EXERCISE DIRECTIONS = Collect all lines containing the word "passed" from the data.

RAW RECORDS =
+ + + + + + +

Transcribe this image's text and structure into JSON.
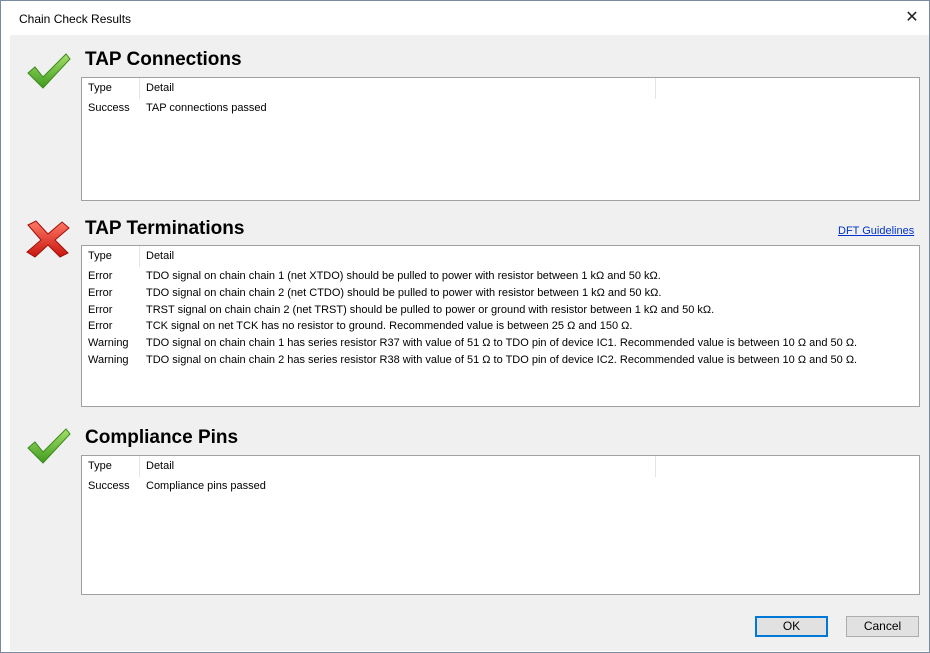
{
  "window": {
    "title": "Chain Check Results",
    "close_glyph": "✕"
  },
  "columns": {
    "type": "Type",
    "detail": "Detail"
  },
  "sections": [
    {
      "title": "TAP Connections",
      "status": "pass",
      "rows": [
        {
          "type": "Success",
          "detail": "TAP connections passed"
        }
      ]
    },
    {
      "title": "TAP Terminations",
      "status": "fail",
      "link": "DFT Guidelines",
      "rows": [
        {
          "type": "Error",
          "detail": "TDO signal on chain chain 1 (net XTDO) should be pulled to power with resistor between 1 kΩ and 50 kΩ."
        },
        {
          "type": "Error",
          "detail": "TDO signal on chain chain 2 (net CTDO) should be pulled to power with resistor between 1 kΩ and 50 kΩ."
        },
        {
          "type": "Error",
          "detail": "TRST signal on chain chain 2 (net TRST) should be pulled to power or ground with resistor between 1 kΩ and 50 kΩ."
        },
        {
          "type": "Error",
          "detail": "TCK signal on net TCK has no resistor to ground. Recommended value is between 25 Ω and 150 Ω."
        },
        {
          "type": "Warning",
          "detail": "TDO signal on chain chain 1 has series resistor R37 with value of 51 Ω to TDO pin of device IC1. Recommended value is between 10 Ω and 50 Ω."
        },
        {
          "type": "Warning",
          "detail": "TDO signal on chain chain 2 has series resistor R38 with value of 51 Ω to TDO pin of device IC2. Recommended value is between 10 Ω and 50 Ω."
        }
      ]
    },
    {
      "title": "Compliance Pins",
      "status": "pass",
      "rows": [
        {
          "type": "Success",
          "detail": "Compliance pins passed"
        }
      ]
    }
  ],
  "buttons": {
    "ok": "OK",
    "cancel": "Cancel"
  },
  "colors": {
    "pass": "#5cb82e",
    "fail": "#e2231a",
    "link": "#0033cc",
    "focus": "#0078d7"
  },
  "icons": {
    "pass": "check-icon",
    "fail": "cross-icon"
  }
}
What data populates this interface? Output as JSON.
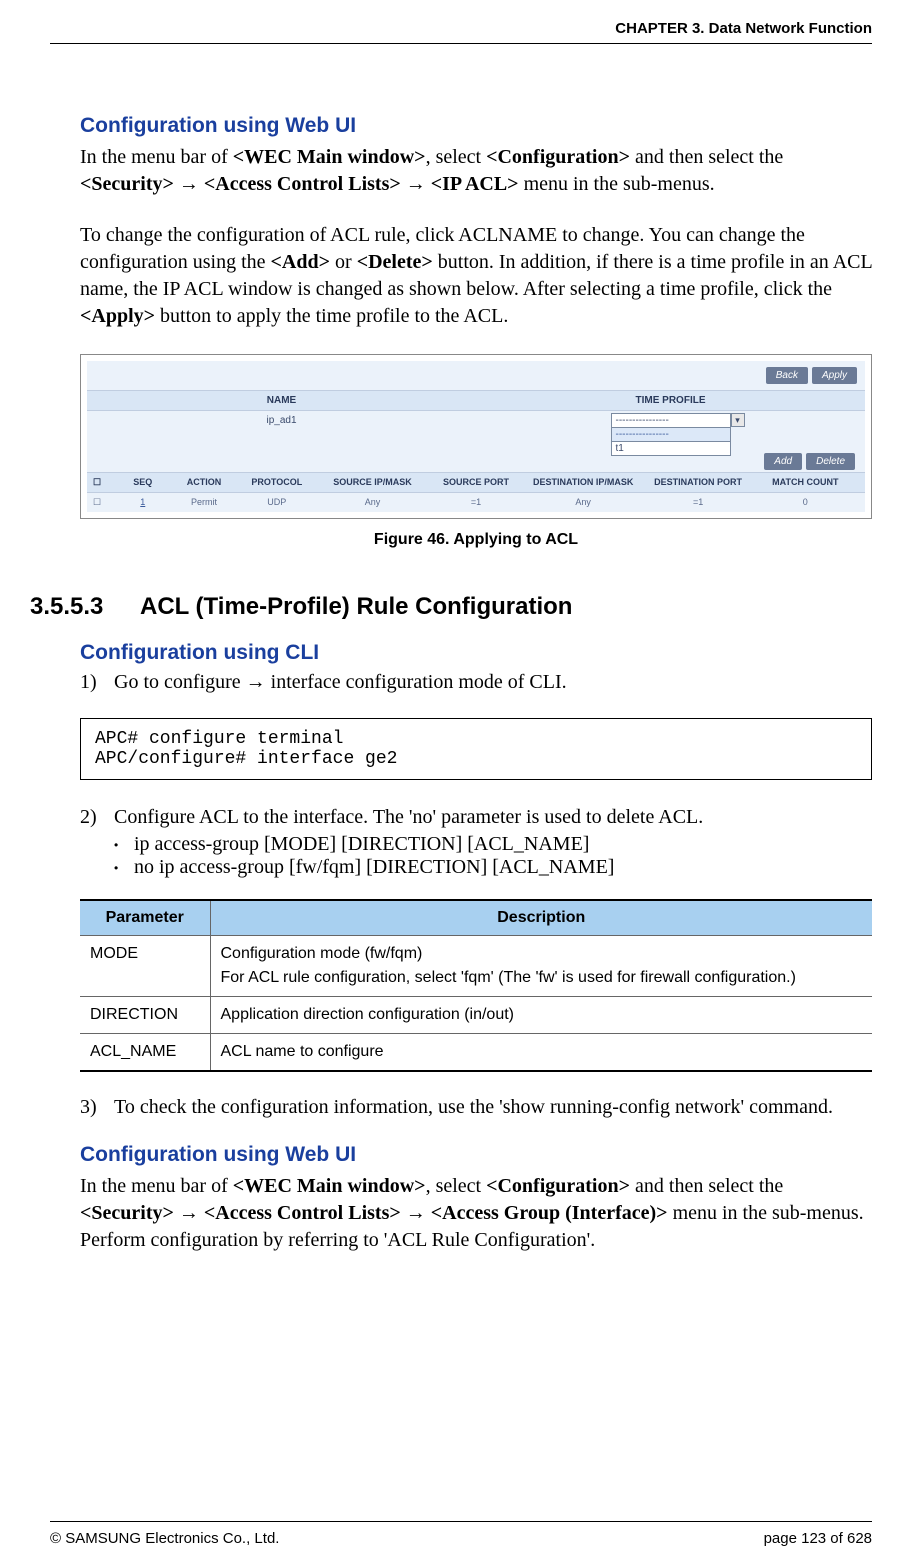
{
  "header": {
    "chapter": "CHAPTER 3. Data Network Function"
  },
  "section1": {
    "title": "Configuration using Web UI",
    "para1_parts": {
      "p1": "In the menu bar of ",
      "b1": "<WEC Main window>",
      "p2": ", select ",
      "b2": "<Configuration>",
      "p3": " and then select the ",
      "b3": "<Security>",
      "p4": " ",
      "arrow1": "→",
      "p5": " ",
      "b4": "<Access Control Lists>",
      "p6": " ",
      "arrow2": "→",
      "p7": " ",
      "b5": "<IP ACL>",
      "p8": " menu in the sub-menus."
    },
    "para2_parts": {
      "p1": "To change the configuration of ACL rule, click ACLNAME to change. You can change the configuration using the ",
      "b1": "<Add>",
      "p2": " or ",
      "b2": "<Delete>",
      "p3": " button. In addition, if there is a time profile in an ACL name, the IP ACL window is changed as shown below. After selecting a time profile, click the ",
      "b3": "<Apply>",
      "p4": " button to apply the time profile to the ACL."
    }
  },
  "figure": {
    "btn_back": "Back",
    "btn_apply": "Apply",
    "hdr_name": "NAME",
    "hdr_profile": "TIME PROFILE",
    "name_val": "ip_ad1",
    "dd_blank": "----------------",
    "dd_t1": "t1",
    "btn_add": "Add",
    "btn_delete": "Delete",
    "cols": {
      "seq": "SEQ",
      "action": "ACTION",
      "proto": "PROTOCOL",
      "sip": "SOURCE IP/MASK",
      "sport": "SOURCE PORT",
      "dip": "DESTINATION IP/MASK",
      "dport": "DESTINATION PORT",
      "match": "MATCH COUNT"
    },
    "row": {
      "seq": "1",
      "action": "Permit",
      "proto": "UDP",
      "sip": "Any",
      "sport": "=1",
      "dip": "Any",
      "dport": "=1",
      "match": "0"
    },
    "caption": "Figure 46. Applying to ACL"
  },
  "section2": {
    "number": "3.5.5.3",
    "title": "ACL (Time-Profile) Rule Configuration",
    "cli_title": "Configuration using CLI",
    "step1_num": "1)",
    "step1_text": "Go to configure → interface configuration mode of CLI.",
    "code": "APC# configure terminal\nAPC/configure# interface ge2",
    "step2_num": "2)",
    "step2_text": "Configure ACL to the interface. The 'no' parameter is used to delete ACL.",
    "bullet1": "ip access-group [MODE] [DIRECTION] [ACL_NAME]",
    "bullet2": "no ip access-group [fw/fqm] [DIRECTION] [ACL_NAME]",
    "table": {
      "h1": "Parameter",
      "h2": "Description",
      "r1c1": "MODE",
      "r1c2": "Configuration mode (fw/fqm)\nFor ACL rule configuration, select 'fqm' (The 'fw' is used for firewall configuration.)",
      "r2c1": "DIRECTION",
      "r2c2": "Application direction configuration (in/out)",
      "r3c1": "ACL_NAME",
      "r3c2": "ACL name to configure"
    },
    "step3_num": "3)",
    "step3_text": "To check the configuration information, use the 'show running-config network' command.",
    "webui_title": "Configuration using Web UI",
    "webui_para_parts": {
      "p1": "In the menu bar of ",
      "b1": "<WEC Main window>",
      "p2": ", select ",
      "b2": "<Configuration>",
      "p3": " and then select the ",
      "b3": "<Security>",
      "p4": " ",
      "arrow1": "→",
      "p5": " ",
      "b4": "<Access Control Lists>",
      "p6": " ",
      "arrow2": "→",
      "p7": " ",
      "b5": "<Access Group (Interface)>",
      "p8": " menu in the sub-menus."
    },
    "webui_para2": "Perform configuration by referring to 'ACL Rule Configuration'."
  },
  "footer": {
    "copyright": "© SAMSUNG Electronics Co., Ltd.",
    "page": "page 123 of 628"
  }
}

+ + + + + + +

WRITTEN REPLY =
          "detail": "TAP connections passed"
          "detail": "Compliance pins passed"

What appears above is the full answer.